■ **Directions**
Every line that contains the word "from" should be copied.

■ **Records for the task**
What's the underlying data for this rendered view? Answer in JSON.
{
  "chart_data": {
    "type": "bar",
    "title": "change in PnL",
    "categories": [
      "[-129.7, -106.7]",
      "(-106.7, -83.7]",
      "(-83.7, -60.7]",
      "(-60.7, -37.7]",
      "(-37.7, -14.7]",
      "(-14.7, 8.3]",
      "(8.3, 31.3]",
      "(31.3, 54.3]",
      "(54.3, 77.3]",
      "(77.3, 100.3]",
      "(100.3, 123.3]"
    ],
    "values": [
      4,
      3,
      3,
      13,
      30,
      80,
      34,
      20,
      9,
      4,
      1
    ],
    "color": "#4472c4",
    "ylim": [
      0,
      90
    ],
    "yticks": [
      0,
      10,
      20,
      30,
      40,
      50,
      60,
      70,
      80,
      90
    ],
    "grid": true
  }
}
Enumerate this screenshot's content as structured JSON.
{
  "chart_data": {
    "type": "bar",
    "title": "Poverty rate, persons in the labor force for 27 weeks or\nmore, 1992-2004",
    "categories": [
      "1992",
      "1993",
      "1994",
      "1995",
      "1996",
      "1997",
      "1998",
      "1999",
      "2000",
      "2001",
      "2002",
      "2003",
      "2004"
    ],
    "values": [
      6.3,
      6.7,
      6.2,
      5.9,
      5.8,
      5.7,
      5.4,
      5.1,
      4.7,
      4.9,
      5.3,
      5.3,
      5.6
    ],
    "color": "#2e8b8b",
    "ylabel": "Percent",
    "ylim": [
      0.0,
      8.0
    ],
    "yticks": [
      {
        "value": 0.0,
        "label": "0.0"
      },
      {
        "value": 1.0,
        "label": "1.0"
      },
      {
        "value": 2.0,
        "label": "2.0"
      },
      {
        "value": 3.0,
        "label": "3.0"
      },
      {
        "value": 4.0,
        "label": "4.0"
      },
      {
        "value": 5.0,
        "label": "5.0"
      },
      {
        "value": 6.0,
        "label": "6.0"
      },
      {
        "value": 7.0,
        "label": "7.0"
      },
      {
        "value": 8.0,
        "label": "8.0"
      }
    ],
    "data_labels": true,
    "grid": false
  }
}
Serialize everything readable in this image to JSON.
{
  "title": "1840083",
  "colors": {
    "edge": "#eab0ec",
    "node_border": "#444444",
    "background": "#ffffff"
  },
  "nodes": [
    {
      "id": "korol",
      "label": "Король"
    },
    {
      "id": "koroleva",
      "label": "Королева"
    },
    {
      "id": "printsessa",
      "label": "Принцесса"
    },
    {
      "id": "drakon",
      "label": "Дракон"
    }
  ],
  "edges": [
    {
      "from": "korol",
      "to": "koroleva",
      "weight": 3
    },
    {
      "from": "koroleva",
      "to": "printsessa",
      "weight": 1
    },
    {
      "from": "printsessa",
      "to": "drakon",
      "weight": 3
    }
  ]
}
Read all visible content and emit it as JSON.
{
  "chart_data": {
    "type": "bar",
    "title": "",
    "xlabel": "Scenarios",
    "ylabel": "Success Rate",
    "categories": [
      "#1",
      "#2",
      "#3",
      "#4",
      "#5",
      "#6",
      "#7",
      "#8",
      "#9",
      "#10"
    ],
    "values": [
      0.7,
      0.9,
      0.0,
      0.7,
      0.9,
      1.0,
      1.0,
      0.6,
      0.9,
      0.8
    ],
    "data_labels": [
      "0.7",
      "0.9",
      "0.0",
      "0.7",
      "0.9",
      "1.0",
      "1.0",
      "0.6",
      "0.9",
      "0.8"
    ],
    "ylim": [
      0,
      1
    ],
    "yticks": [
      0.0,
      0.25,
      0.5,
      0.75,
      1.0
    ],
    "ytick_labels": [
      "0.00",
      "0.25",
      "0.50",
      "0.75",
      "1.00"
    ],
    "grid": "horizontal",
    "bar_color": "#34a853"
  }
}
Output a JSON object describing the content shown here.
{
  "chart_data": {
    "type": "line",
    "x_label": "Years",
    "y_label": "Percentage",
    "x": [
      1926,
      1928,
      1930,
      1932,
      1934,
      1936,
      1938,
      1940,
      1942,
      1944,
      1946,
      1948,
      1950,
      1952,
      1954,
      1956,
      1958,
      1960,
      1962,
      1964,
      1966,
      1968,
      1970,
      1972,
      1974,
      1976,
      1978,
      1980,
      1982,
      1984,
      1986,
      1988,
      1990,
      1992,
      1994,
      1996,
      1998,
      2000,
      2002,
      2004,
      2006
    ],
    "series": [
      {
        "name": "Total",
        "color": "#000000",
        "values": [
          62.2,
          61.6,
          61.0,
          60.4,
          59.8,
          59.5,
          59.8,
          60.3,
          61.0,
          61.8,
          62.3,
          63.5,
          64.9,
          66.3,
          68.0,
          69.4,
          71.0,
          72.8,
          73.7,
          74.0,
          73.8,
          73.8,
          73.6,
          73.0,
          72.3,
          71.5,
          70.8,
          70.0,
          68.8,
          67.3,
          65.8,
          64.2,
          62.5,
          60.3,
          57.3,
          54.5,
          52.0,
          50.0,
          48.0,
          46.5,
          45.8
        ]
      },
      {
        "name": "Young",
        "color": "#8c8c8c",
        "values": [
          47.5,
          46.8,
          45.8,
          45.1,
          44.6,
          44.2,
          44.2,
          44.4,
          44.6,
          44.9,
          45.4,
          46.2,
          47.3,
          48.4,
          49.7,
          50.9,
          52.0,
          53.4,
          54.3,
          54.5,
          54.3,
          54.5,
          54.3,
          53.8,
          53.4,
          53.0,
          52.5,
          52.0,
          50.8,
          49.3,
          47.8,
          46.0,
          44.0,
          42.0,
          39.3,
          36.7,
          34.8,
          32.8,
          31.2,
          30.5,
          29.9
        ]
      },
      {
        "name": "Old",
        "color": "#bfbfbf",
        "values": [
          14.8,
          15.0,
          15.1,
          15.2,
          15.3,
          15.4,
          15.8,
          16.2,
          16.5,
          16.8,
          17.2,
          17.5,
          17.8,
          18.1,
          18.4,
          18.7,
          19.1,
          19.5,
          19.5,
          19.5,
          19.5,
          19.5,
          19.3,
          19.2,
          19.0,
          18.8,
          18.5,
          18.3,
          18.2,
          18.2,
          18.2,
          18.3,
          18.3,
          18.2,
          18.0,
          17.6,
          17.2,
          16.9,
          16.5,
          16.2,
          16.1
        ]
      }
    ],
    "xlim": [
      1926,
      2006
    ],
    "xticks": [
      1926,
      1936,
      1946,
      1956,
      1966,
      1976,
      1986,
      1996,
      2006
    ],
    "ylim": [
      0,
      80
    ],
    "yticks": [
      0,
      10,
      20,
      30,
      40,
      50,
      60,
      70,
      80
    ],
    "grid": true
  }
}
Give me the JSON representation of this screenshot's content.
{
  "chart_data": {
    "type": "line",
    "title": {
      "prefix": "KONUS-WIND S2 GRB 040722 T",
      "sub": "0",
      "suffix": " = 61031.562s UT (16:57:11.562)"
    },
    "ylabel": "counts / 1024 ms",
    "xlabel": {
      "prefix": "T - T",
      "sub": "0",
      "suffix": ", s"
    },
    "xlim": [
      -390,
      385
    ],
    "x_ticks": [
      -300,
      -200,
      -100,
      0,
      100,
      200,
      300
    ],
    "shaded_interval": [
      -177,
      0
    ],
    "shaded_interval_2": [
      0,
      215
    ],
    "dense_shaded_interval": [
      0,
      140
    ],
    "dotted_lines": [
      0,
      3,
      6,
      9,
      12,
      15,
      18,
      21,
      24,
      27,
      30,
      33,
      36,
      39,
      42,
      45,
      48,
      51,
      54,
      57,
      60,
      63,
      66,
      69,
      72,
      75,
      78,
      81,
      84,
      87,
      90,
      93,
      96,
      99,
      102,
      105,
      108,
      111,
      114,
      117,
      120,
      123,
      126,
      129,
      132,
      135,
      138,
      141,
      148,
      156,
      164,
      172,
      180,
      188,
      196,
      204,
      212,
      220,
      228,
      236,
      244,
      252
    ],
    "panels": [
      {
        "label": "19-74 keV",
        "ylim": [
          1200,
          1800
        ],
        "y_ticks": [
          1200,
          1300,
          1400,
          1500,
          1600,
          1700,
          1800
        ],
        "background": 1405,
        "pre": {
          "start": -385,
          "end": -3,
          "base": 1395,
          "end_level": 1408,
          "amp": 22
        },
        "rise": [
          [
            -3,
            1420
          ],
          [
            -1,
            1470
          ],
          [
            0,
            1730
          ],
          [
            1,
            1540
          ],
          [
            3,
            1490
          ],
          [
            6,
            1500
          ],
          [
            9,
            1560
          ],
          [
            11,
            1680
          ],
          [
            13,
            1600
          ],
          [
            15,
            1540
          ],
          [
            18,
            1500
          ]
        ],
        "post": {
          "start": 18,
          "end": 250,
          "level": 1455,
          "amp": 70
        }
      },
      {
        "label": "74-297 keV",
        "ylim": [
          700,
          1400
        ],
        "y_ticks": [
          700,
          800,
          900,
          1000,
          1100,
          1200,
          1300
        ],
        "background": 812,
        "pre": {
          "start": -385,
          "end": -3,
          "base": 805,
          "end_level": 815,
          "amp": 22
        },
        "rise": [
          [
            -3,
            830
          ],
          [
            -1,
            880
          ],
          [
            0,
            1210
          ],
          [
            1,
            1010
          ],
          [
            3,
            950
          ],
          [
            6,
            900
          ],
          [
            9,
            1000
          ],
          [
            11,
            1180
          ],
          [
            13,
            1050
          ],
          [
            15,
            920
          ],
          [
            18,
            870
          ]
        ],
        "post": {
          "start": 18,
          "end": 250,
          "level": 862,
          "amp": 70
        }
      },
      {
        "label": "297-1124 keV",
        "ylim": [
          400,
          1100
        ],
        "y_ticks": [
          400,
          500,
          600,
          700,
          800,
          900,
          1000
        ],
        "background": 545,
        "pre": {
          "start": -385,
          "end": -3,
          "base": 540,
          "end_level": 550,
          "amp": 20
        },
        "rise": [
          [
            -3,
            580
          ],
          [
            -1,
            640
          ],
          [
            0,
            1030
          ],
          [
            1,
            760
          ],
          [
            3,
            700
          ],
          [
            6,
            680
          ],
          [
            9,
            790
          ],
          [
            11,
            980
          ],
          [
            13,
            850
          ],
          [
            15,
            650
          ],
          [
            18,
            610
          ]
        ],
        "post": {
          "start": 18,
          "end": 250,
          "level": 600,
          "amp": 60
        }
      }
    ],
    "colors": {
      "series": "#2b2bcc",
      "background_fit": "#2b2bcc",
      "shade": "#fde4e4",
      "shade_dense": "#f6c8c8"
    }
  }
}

■ **Answer for this exercise**
      "from": "korol",
      "from": "koroleva",
      "from": "printsessa",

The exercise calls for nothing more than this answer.